=== Objective ===
Print the records again, character for character.

=== Exercise materials ===

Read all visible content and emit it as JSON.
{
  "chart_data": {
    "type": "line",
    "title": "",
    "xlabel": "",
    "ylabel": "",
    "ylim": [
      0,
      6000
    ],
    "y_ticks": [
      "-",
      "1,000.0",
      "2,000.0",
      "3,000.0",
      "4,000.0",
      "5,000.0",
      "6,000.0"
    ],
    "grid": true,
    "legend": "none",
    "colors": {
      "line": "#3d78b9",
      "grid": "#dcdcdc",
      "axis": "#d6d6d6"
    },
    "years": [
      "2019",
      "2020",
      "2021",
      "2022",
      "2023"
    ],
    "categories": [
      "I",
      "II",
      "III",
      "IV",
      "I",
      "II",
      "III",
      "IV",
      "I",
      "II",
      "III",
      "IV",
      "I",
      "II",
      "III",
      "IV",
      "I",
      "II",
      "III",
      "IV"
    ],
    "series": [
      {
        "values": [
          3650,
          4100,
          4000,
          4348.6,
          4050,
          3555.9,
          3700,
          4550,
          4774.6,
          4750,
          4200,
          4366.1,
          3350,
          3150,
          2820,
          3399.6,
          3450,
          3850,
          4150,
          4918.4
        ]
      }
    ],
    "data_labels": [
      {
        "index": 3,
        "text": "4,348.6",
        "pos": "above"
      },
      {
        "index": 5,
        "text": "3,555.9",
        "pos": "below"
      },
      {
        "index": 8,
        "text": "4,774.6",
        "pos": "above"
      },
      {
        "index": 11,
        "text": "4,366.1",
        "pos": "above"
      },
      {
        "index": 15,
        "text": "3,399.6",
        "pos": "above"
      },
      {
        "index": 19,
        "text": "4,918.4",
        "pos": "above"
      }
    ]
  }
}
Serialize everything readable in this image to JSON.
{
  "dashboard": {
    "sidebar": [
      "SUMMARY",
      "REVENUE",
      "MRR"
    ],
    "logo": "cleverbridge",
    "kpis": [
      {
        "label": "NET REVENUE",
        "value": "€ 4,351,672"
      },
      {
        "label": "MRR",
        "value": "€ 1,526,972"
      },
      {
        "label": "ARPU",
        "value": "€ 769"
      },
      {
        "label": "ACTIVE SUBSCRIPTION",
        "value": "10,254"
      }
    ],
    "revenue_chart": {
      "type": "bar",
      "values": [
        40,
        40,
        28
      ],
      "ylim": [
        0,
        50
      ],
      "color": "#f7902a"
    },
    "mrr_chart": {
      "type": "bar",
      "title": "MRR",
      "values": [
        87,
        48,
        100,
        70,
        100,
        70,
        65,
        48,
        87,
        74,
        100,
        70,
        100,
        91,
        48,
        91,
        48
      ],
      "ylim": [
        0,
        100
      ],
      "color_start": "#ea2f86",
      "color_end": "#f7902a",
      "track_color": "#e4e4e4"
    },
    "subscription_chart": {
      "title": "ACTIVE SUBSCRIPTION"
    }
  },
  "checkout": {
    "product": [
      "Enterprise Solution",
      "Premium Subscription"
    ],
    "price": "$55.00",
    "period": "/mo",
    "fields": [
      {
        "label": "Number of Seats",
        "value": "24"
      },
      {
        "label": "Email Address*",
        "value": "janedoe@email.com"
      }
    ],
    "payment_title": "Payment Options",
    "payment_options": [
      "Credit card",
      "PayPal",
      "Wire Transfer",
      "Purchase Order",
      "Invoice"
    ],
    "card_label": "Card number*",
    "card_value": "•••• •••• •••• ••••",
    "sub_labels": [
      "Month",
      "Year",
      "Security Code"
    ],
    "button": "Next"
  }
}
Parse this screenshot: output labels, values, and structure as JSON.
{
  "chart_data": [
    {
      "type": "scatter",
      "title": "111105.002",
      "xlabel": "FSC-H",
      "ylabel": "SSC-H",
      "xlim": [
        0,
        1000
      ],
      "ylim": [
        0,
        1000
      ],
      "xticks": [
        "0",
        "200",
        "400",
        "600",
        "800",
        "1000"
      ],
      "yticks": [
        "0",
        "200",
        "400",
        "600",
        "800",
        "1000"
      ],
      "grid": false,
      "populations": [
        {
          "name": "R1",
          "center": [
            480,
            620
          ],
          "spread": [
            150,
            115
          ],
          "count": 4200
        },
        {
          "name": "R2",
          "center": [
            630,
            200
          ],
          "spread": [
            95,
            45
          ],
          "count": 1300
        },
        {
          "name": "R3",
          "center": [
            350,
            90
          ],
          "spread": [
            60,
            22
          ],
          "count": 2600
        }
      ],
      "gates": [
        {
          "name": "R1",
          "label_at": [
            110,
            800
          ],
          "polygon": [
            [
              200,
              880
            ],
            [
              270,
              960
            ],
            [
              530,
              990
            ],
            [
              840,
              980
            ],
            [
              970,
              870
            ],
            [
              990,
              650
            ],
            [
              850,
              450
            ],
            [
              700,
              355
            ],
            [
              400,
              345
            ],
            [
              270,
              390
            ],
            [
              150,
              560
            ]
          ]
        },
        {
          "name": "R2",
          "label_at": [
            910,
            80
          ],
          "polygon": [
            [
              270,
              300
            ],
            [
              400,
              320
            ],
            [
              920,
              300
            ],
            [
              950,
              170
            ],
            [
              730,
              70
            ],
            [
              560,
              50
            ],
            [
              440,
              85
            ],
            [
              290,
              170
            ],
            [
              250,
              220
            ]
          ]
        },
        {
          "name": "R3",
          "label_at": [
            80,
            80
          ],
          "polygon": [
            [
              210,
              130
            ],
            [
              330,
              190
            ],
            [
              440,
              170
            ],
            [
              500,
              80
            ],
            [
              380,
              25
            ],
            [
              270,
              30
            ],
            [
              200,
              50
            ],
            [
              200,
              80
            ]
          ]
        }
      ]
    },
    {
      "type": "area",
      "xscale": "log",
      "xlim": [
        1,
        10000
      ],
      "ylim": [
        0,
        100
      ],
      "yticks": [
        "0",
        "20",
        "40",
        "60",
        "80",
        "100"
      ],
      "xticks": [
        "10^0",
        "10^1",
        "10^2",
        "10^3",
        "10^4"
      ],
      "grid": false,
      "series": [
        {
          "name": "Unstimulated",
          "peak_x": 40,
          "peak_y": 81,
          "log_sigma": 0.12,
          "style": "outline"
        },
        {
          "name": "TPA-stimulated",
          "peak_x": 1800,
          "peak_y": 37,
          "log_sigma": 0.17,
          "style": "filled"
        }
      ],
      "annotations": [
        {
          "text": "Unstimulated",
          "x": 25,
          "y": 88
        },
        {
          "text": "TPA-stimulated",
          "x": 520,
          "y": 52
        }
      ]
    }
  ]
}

=== Solution for this exercise ===
Read all visible content and emit it as JSON.
{
  "chart_data": {
    "type": "line",
    "title": "",
    "xlabel": "",
    "ylabel": "",
    "ylim": [
      0,
      6000
    ],
    "y_ticks": [
      "-",
      "1,000.0",
      "2,000.0",
      "3,000.0",
      "4,000.0",
      "5,000.0",
      "6,000.0"
    ],
    "grid": true,
    "legend": "none",
    "colors": {
      "line": "#3d78b9",
      "grid": "#dcdcdc",
      "axis": "#d6d6d6"
    },
    "years": [
      "2019",
      "2020",
      "2021",
      "2022",
      "2023"
    ],
    "categories": [
      "I",
      "II",
      "III",
      "IV",
      "I",
      "II",
      "III",
      "IV",
      "I",
      "II",
      "III",
      "IV",
      "I",
      "II",
      "III",
      "IV",
      "I",
      "II",
      "III",
      "IV"
    ],
    "series": [
      {
        "values": [
          3650,
          4100,
          4000,
          4348.6,
          4050,
          3555.9,
          3700,
          4550,
          4774.6,
          4750,
          4200,
          4366.1,
          3350,
          3150,
          2820,
          3399.6,
          3450,
          3850,
          4150,
          4918.4
        ]
      }
    ],
    "data_labels": [
      {
        "index": 3,
        "text": "4,348.6",
        "pos": "above"
      },
      {
        "index": 5,
        "text": "3,555.9",
        "pos": "below"
      },
      {
        "index": 8,
        "text": "4,774.6",
        "pos": "above"
      },
      {
        "index": 11,
        "text": "4,366.1",
        "pos": "above"
      },
      {
        "index": 15,
        "text": "3,399.6",
        "pos": "above"
      },
      {
        "index": 19,
        "text": "4,918.4",
        "pos": "above"
      }
    ]
  }
}
Serialize everything readable in this image to JSON.
{
  "dashboard": {
    "sidebar": [
      "SUMMARY",
      "REVENUE",
      "MRR"
    ],
    "logo": "cleverbridge",
    "kpis": [
      {
        "label": "NET REVENUE",
        "value": "€ 4,351,672"
      },
      {
        "label": "MRR",
        "value": "€ 1,526,972"
      },
      {
        "label": "ARPU",
        "value": "€ 769"
      },
      {
        "label": "ACTIVE SUBSCRIPTION",
        "value": "10,254"
      }
    ],
    "revenue_chart": {
      "type": "bar",
      "values": [
        40,
        40,
        28
      ],
      "ylim": [
        0,
        50
      ],
      "color": "#f7902a"
    },
    "mrr_chart": {
      "type": "bar",
      "title": "MRR",
      "values": [
        87,
        48,
        100,
        70,
        100,
        70,
        65,
        48,
        87,
        74,
        100,
        70,
        100,
        91,
        48,
        91,
        48
      ],
      "ylim": [
        0,
        100
      ],
      "color_start": "#ea2f86",
      "color_end": "#f7902a",
      "track_color": "#e4e4e4"
    },
    "subscription_chart": {
      "title": "ACTIVE SUBSCRIPTION"
    }
  },
  "checkout": {
    "product": [
      "Enterprise Solution",
      "Premium Subscription"
    ],
    "price": "$55.00",
    "period": "/mo",
    "fields": [
      {
        "label": "Number of Seats",
        "value": "24"
      },
      {
        "label": "Email Address*",
        "value": "janedoe@email.com"
      }
    ],
    "payment_title": "Payment Options",
    "payment_options": [
      "Credit card",
      "PayPal",
      "Wire Transfer",
      "Purchase Order",
      "Invoice"
    ],
    "card_label": "Card number*",
    "card_value": "•••• •••• •••• ••••",
    "sub_labels": [
      "Month",
      "Year",
      "Security Code"
    ],
    "button": "Next"
  }
}
Parse this screenshot: output labels, values, and structure as JSON.
{
  "chart_data": [
    {
      "type": "scatter",
      "title": "111105.002",
      "xlabel": "FSC-H",
      "ylabel": "SSC-H",
      "xlim": [
        0,
        1000
      ],
      "ylim": [
        0,
        1000
      ],
      "xticks": [
        "0",
        "200",
        "400",
        "600",
        "800",
        "1000"
      ],
      "yticks": [
        "0",
        "200",
        "400",
        "600",
        "800",
        "1000"
      ],
      "grid": false,
      "populations": [
        {
          "name": "R1",
          "center": [
            480,
            620
          ],
          "spread": [
            150,
            115
          ],
          "count": 4200
        },
        {
          "name": "R2",
          "center": [
            630,
            200
          ],
          "spread": [
            95,
            45
          ],
          "count": 1300
        },
        {
          "name": "R3",
          "center": [
            350,
            90
          ],
          "spread": [
            60,
            22
          ],
          "count": 2600
        }
      ],
      "gates": [
        {
          "name": "R1",
          "label_at": [
            110,
            800
          ],
          "polygon": [
            [
              200,
              880
            ],
            [
              270,
              960
            ],
            [
              530,
              990
            ],
            [
              840,
              980
            ],
            [
              970,
              870
            ],
            [
              990,
              650
            ],
            [
              850,
              450
            ],
            [
              700,
              355
            ],
            [
              400,
              345
            ],
            [
              270,
              390
            ],
            [
              150,
              560
            ]
          ]
        },
        {
          "name": "R2",
          "label_at": [
            910,
            80
          ],
          "polygon": [
            [
              270,
              300
            ],
            [
              400,
              320
            ],
            [
              920,
              300
            ],
            [
              950,
              170
            ],
            [
              730,
              70
            ],
            [
              560,
              50
            ],
            [
              440,
              85
            ],
            [
              290,
              170
            ],
            [
              250,
              220
            ]
          ]
        },
        {
          "name": "R3",
          "label_at": [
            80,
            80
          ],
          "polygon": [
            [
              210,
              130
            ],
            [
              330,
              190
            ],
            [
              440,
              170
            ],
            [
              500,
              80
            ],
            [
              380,
              25
            ],
            [
              270,
              30
            ],
            [
              200,
              50
            ],
            [
              200,
              80
            ]
          ]
        }
      ]
    },
    {
      "type": "area",
      "xscale": "log",
      "xlim": [
        1,
        10000
      ],
      "ylim": [
        0,
        100
      ],
      "yticks": [
        "0",
        "20",
        "40",
        "60",
        "80",
        "100"
      ],
      "xticks": [
        "10^0",
        "10^1",
        "10^2",
        "10^3",
        "10^4"
      ],
      "grid": false,
      "series": [
        {
          "name": "Unstimulated",
          "peak_x": 40,
          "peak_y": 81,
          "log_sigma": 0.12,
          "style": "outline"
        },
        {
          "name": "TPA-stimulated",
          "peak_x": 1800,
          "peak_y": 37,
          "log_sigma": 0.17,
          "style": "filled"
        }
      ],
      "annotations": [
        {
          "text": "Unstimulated",
          "x": 25,
          "y": 88
        },
        {
          "text": "TPA-stimulated",
          "x": 520,
          "y": 52
        }
      ]
    }
  ]
}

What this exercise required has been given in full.